### Stored rows
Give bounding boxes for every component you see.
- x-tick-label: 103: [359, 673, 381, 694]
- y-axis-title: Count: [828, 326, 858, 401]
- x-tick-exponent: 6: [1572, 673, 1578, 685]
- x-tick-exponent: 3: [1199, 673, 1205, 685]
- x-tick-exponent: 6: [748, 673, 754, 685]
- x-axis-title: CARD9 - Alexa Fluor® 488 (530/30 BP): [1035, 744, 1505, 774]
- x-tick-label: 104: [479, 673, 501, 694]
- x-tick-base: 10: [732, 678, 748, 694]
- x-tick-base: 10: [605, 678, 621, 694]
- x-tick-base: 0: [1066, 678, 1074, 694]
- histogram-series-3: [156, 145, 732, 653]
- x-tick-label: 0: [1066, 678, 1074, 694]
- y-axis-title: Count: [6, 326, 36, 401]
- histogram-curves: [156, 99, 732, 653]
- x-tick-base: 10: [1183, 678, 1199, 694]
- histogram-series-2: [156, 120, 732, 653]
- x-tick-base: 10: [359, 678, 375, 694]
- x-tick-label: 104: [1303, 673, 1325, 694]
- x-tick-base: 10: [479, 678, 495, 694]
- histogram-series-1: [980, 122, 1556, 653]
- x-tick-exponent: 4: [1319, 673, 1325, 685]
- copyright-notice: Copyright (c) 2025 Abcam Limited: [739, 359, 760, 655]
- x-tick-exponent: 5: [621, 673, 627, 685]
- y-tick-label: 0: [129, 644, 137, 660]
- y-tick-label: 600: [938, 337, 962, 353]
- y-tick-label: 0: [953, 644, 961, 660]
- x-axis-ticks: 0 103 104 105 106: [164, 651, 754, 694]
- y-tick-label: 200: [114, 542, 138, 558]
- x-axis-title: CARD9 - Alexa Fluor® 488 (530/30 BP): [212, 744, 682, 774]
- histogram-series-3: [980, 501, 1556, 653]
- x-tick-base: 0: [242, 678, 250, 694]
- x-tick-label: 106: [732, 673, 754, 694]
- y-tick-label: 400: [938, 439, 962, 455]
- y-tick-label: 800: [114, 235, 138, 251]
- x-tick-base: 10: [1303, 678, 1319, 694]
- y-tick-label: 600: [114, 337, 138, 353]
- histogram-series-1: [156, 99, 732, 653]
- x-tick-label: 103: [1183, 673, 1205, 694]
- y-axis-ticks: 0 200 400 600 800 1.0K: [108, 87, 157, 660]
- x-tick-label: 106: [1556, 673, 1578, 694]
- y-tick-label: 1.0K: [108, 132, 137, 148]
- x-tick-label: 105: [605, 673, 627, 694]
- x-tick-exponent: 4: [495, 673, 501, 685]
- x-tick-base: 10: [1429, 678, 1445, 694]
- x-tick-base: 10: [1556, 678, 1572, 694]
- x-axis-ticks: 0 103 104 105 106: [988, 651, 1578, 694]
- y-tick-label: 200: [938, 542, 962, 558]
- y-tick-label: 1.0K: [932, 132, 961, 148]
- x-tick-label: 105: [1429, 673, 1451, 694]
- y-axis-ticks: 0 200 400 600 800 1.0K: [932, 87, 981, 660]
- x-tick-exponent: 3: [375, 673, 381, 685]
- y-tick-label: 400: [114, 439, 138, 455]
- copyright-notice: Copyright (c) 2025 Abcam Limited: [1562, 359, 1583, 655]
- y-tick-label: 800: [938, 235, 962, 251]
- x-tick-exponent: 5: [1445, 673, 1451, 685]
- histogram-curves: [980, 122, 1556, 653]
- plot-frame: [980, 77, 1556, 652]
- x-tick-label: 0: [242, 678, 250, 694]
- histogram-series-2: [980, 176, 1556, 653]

### Task goal
Reproduce every line of the rows above word for word, leaving nothing out and adding nothing.

### Full response
Give bounding boxes for every component you see.
- x-tick-label: 103: [359, 673, 381, 694]
- y-axis-title: Count: [828, 326, 858, 401]
- x-tick-exponent: 6: [1572, 673, 1578, 685]
- x-tick-exponent: 3: [1199, 673, 1205, 685]
- x-tick-exponent: 6: [748, 673, 754, 685]
- x-axis-title: CARD9 - Alexa Fluor® 488 (530/30 BP): [1035, 744, 1505, 774]
- x-tick-label: 104: [479, 673, 501, 694]
- x-tick-base: 10: [732, 678, 748, 694]
- x-tick-base: 10: [605, 678, 621, 694]
- x-tick-base: 0: [1066, 678, 1074, 694]
- histogram-series-3: [156, 145, 732, 653]
- x-tick-label: 0: [1066, 678, 1074, 694]
- y-axis-title: Count: [6, 326, 36, 401]
- histogram-curves: [156, 99, 732, 653]
- x-tick-base: 10: [1183, 678, 1199, 694]
- histogram-series-2: [156, 120, 732, 653]
- x-tick-base: 10: [359, 678, 375, 694]
- x-tick-label: 104: [1303, 673, 1325, 694]
- x-tick-base: 10: [479, 678, 495, 694]
- histogram-series-1: [980, 122, 1556, 653]
- x-tick-exponent: 4: [1319, 673, 1325, 685]
- copyright-notice: Copyright (c) 2025 Abcam Limited: [739, 359, 760, 655]
- x-tick-exponent: 5: [621, 673, 627, 685]
- y-tick-label: 0: [129, 644, 137, 660]
- y-tick-label: 600: [938, 337, 962, 353]
- y-tick-label: 0: [953, 644, 961, 660]
- x-axis-ticks: 0 103 104 105 106: [164, 651, 754, 694]
- y-tick-label: 200: [114, 542, 138, 558]
- x-axis-title: CARD9 - Alexa Fluor® 488 (530/30 BP): [212, 744, 682, 774]
- histogram-series-3: [980, 501, 1556, 653]
- x-tick-base: 0: [242, 678, 250, 694]
- x-tick-label: 106: [732, 673, 754, 694]
- y-tick-label: 400: [938, 439, 962, 455]
- y-tick-label: 800: [114, 235, 138, 251]
- x-tick-base: 10: [1303, 678, 1319, 694]
- y-tick-label: 600: [114, 337, 138, 353]
- histogram-series-1: [156, 99, 732, 653]
- x-tick-label: 103: [1183, 673, 1205, 694]
- y-axis-ticks: 0 200 400 600 800 1.0K: [108, 87, 157, 660]
- x-tick-label: 106: [1556, 673, 1578, 694]
- y-tick-label: 1.0K: [108, 132, 137, 148]
- x-tick-label: 105: [605, 673, 627, 694]
- x-tick-exponent: 4: [495, 673, 501, 685]
- x-tick-base: 10: [1429, 678, 1445, 694]
- x-tick-base: 10: [1556, 678, 1572, 694]
- x-axis-ticks: 0 103 104 105 106: [988, 651, 1578, 694]
- y-tick-label: 200: [938, 542, 962, 558]
- y-tick-label: 1.0K: [932, 132, 961, 148]
- x-tick-label: 105: [1429, 673, 1451, 694]
- y-axis-ticks: 0 200 400 600 800 1.0K: [932, 87, 981, 660]
- x-tick-exponent: 3: [375, 673, 381, 685]
- y-tick-label: 400: [114, 439, 138, 455]
- copyright-notice: Copyright (c) 2025 Abcam Limited: [1562, 359, 1583, 655]
- y-tick-label: 800: [938, 235, 962, 251]
- x-tick-exponent: 5: [1445, 673, 1451, 685]
- histogram-curves: [980, 122, 1556, 653]
- plot-frame: [980, 77, 1556, 652]
- x-tick-label: 0: [242, 678, 250, 694]
- histogram-series-2: [980, 176, 1556, 653]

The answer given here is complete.